** begin **

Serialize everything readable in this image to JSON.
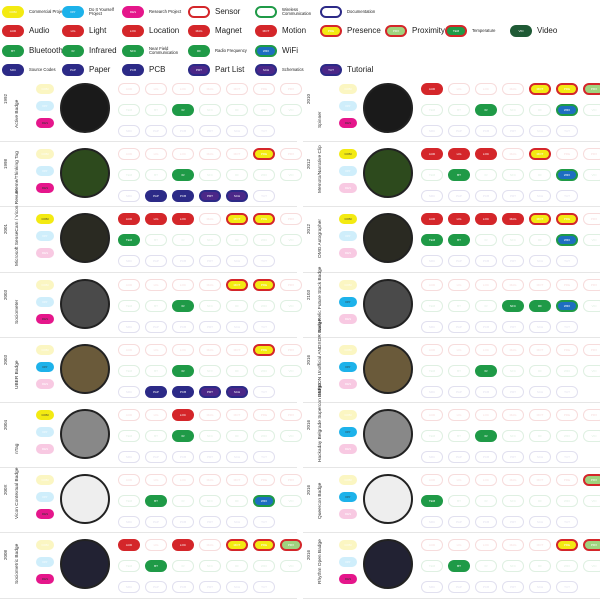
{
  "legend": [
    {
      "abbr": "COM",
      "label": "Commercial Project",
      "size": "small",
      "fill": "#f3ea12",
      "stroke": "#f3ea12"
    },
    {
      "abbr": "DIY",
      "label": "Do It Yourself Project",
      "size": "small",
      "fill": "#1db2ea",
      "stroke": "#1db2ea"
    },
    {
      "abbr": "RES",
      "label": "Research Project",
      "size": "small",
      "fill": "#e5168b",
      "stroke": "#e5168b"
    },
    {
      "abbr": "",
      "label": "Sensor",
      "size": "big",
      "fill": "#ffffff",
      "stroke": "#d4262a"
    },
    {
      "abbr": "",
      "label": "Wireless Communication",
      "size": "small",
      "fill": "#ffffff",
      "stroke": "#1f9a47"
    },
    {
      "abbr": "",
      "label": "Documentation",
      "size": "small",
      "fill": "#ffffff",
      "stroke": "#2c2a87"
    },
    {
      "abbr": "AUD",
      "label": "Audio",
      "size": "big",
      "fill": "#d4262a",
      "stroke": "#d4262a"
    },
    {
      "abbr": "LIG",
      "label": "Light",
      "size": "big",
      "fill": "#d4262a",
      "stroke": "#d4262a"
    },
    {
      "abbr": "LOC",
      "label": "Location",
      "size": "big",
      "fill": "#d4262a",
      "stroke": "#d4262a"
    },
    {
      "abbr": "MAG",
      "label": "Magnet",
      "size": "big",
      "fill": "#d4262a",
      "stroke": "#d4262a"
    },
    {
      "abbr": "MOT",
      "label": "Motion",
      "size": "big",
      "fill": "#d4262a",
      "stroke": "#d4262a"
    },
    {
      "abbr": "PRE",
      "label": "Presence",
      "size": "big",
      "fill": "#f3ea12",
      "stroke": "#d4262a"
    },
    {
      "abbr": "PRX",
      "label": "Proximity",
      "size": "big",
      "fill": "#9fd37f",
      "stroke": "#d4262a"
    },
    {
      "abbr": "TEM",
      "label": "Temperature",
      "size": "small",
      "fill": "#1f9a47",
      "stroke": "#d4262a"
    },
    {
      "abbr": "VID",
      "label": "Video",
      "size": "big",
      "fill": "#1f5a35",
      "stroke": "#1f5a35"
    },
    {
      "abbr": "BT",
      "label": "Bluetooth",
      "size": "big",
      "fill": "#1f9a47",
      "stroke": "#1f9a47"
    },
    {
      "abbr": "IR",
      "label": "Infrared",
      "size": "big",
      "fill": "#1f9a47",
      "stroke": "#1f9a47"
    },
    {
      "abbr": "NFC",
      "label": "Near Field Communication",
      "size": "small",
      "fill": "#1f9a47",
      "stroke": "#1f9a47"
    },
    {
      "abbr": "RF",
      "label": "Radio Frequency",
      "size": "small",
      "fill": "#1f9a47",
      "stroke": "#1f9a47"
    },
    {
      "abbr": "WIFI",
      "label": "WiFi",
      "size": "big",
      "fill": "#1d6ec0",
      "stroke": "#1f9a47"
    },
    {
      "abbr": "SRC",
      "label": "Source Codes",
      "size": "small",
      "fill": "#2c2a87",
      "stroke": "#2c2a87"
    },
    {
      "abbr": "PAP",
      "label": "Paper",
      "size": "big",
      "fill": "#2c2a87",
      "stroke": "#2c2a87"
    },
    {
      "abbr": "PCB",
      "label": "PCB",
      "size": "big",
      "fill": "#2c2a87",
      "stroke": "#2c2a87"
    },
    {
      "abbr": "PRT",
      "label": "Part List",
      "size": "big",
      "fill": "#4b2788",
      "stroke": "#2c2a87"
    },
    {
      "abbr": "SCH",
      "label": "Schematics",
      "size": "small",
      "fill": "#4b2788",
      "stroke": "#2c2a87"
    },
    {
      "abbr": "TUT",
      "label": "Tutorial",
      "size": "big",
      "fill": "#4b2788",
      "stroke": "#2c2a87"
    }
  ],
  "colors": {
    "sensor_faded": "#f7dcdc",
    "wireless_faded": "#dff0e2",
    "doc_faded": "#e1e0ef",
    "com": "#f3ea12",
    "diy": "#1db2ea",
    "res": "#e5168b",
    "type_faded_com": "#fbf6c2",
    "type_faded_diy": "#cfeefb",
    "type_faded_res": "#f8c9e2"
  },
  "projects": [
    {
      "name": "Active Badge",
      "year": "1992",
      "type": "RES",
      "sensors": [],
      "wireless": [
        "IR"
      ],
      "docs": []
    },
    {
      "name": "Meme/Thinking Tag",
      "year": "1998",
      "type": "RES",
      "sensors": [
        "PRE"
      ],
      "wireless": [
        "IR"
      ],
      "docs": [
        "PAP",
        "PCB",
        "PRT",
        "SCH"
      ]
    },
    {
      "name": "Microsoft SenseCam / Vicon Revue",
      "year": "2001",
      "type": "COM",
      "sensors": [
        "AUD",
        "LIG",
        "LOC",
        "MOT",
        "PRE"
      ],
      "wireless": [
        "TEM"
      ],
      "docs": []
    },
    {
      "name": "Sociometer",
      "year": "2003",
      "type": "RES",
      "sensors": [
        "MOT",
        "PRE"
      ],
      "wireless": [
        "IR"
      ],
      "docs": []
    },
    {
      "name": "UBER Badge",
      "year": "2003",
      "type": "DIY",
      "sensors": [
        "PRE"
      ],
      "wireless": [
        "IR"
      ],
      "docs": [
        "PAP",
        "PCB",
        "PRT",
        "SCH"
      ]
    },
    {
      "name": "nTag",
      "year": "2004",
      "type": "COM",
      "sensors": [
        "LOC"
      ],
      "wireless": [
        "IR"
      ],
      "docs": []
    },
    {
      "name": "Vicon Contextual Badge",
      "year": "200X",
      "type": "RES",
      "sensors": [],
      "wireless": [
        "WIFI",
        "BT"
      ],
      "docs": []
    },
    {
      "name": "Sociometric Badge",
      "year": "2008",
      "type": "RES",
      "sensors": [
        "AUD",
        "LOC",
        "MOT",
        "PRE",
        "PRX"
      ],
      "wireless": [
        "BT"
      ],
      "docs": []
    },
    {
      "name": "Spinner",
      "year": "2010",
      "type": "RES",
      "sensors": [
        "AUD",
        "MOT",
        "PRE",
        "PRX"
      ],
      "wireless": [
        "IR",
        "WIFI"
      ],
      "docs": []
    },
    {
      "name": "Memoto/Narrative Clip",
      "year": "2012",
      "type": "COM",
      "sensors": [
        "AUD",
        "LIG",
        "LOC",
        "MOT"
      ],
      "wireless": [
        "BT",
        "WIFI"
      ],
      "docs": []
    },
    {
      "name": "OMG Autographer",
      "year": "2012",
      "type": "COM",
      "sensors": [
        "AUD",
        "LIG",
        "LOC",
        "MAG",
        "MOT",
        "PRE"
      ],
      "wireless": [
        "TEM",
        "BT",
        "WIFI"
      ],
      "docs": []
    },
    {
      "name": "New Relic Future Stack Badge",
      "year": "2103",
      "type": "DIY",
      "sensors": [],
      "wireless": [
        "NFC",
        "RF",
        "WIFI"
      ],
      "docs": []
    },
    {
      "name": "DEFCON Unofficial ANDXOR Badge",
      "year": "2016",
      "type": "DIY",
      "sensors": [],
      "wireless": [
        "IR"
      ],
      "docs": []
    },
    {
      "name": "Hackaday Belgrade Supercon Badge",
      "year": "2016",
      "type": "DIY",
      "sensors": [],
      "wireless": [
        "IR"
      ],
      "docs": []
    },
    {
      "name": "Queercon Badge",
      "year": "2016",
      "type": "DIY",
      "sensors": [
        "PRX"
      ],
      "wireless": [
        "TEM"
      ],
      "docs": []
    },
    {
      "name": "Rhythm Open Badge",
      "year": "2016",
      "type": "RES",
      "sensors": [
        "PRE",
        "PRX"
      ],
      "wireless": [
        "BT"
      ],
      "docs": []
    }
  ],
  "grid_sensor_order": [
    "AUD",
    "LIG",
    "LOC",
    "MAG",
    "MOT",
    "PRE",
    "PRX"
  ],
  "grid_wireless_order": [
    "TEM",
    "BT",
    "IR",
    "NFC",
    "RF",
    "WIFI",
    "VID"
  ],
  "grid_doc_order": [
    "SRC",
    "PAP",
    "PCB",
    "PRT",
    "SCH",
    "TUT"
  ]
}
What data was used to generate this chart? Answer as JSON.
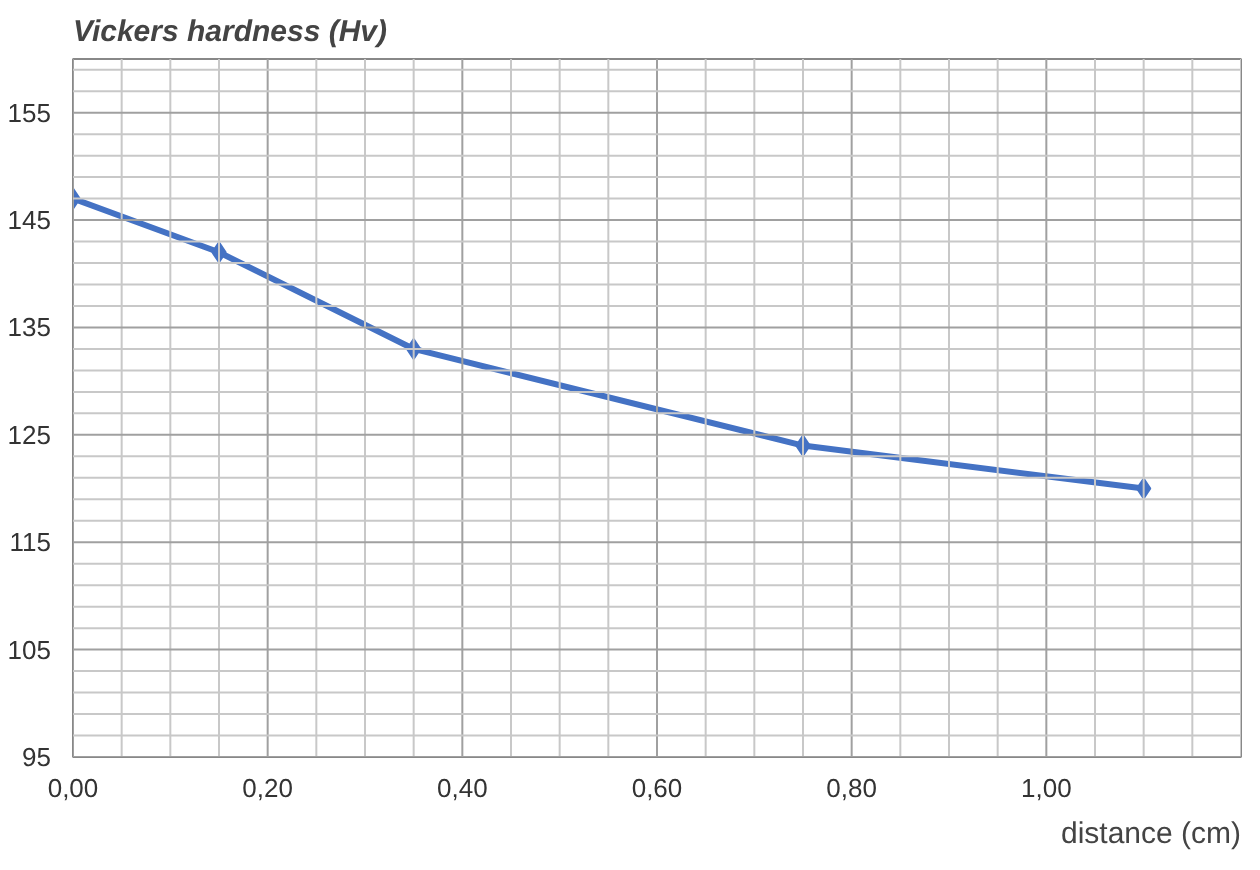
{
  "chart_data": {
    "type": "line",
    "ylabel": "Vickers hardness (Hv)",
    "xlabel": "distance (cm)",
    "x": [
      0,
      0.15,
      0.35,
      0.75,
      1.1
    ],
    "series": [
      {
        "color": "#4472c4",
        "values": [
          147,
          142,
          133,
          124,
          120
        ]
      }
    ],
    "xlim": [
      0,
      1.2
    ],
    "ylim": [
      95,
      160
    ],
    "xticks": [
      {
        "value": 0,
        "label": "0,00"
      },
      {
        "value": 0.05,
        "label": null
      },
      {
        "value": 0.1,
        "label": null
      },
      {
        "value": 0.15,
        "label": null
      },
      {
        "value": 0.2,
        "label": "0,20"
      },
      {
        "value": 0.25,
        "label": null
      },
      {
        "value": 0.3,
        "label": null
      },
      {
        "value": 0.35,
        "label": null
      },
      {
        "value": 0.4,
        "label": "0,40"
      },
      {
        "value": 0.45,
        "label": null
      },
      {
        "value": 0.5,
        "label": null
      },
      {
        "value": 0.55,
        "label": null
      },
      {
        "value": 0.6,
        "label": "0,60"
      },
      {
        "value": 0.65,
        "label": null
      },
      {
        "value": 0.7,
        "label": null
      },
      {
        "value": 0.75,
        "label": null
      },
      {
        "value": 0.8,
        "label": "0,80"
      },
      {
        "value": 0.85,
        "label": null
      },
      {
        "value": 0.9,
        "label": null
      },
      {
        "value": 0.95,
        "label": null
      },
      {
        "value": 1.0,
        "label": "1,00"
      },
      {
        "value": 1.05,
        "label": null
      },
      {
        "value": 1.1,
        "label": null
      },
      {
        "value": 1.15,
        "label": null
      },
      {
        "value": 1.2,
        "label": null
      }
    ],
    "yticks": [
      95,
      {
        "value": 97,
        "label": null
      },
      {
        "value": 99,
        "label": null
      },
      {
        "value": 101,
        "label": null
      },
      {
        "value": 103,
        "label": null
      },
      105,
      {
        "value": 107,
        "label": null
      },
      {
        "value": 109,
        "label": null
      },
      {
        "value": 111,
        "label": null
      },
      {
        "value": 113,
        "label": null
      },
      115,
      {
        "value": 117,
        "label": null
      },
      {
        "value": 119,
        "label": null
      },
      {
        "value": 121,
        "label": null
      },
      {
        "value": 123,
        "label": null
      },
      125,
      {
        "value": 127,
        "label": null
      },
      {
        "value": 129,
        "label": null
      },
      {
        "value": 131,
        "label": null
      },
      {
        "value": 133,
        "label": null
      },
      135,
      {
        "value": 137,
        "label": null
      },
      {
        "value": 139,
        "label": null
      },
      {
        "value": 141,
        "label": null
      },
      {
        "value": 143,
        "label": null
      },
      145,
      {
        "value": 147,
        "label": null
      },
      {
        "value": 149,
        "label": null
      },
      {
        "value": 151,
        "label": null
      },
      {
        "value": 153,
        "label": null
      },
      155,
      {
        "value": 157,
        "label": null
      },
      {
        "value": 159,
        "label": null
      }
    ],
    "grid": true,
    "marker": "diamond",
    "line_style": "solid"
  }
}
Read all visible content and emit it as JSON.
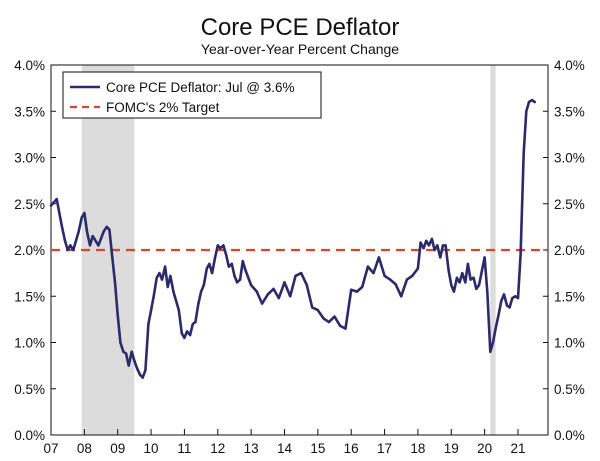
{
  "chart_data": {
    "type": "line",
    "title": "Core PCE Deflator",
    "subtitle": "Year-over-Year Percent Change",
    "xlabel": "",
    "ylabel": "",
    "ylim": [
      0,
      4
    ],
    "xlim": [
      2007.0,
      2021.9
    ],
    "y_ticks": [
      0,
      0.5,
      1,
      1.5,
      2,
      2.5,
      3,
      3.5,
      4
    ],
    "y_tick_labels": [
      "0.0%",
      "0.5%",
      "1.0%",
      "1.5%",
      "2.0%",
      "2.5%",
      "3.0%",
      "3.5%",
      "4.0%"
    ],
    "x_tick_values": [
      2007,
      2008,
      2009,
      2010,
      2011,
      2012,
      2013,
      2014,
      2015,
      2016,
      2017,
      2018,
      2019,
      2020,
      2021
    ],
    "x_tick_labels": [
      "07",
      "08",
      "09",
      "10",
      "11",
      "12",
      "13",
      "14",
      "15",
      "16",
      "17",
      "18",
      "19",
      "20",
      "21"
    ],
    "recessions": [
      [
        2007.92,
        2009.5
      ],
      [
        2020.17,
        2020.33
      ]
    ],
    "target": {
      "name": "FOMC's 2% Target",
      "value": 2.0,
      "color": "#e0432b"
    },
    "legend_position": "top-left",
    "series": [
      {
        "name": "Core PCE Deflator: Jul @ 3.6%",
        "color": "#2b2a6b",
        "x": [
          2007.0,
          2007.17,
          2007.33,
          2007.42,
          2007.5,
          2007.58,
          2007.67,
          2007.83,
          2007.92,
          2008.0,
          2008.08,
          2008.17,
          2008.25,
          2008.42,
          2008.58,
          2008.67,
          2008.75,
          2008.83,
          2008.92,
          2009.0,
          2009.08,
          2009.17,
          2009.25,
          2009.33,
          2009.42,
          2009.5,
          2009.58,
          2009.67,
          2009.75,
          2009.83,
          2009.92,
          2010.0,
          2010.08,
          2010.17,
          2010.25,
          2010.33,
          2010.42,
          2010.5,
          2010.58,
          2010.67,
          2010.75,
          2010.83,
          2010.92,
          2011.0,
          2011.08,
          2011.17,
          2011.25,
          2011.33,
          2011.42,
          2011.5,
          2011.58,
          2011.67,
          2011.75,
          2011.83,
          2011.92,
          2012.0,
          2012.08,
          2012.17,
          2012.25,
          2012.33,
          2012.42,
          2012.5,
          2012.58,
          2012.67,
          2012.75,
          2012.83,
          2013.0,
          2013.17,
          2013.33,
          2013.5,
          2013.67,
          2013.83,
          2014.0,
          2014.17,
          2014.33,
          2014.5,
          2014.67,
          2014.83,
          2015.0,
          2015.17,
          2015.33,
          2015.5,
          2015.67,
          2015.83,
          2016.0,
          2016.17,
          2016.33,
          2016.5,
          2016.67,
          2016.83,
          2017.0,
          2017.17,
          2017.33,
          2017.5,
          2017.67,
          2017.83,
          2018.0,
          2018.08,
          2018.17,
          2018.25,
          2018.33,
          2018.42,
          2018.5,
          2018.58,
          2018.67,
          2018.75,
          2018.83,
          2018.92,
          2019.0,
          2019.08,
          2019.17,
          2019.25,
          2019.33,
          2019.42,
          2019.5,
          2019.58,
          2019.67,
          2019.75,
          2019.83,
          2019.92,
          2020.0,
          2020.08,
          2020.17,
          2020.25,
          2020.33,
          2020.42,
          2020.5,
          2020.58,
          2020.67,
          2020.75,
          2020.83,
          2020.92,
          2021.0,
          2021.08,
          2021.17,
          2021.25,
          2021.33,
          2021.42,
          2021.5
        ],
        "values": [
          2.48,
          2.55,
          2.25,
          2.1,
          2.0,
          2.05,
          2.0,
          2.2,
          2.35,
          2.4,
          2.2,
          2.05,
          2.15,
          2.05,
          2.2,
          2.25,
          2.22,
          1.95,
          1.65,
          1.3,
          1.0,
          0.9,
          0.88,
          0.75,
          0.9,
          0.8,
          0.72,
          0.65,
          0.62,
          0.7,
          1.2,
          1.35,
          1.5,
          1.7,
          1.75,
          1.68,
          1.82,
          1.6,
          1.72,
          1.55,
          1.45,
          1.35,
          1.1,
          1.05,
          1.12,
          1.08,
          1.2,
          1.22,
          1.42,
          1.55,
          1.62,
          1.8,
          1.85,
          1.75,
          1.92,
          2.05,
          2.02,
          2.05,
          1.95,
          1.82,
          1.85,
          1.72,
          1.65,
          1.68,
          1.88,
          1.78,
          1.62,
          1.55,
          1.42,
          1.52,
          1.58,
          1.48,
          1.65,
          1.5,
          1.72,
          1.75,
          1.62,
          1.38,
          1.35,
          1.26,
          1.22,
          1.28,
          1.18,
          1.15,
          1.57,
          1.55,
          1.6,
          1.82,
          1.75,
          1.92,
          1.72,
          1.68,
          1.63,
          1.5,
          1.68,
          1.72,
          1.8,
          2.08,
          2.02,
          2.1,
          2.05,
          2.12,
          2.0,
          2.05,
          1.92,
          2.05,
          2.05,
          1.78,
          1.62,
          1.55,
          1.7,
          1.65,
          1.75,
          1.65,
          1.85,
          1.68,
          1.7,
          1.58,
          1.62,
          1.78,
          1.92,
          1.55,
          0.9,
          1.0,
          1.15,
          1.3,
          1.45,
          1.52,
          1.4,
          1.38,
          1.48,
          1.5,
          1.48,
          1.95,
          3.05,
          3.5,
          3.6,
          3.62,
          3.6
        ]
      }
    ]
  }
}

** end **

Return every line holding the word "JSON" from the records.

Result below
Serialize everything readable in this image to JSON.
What data was used to generate this chart? Answer as JSON.
Read all visible content and emit it as JSON.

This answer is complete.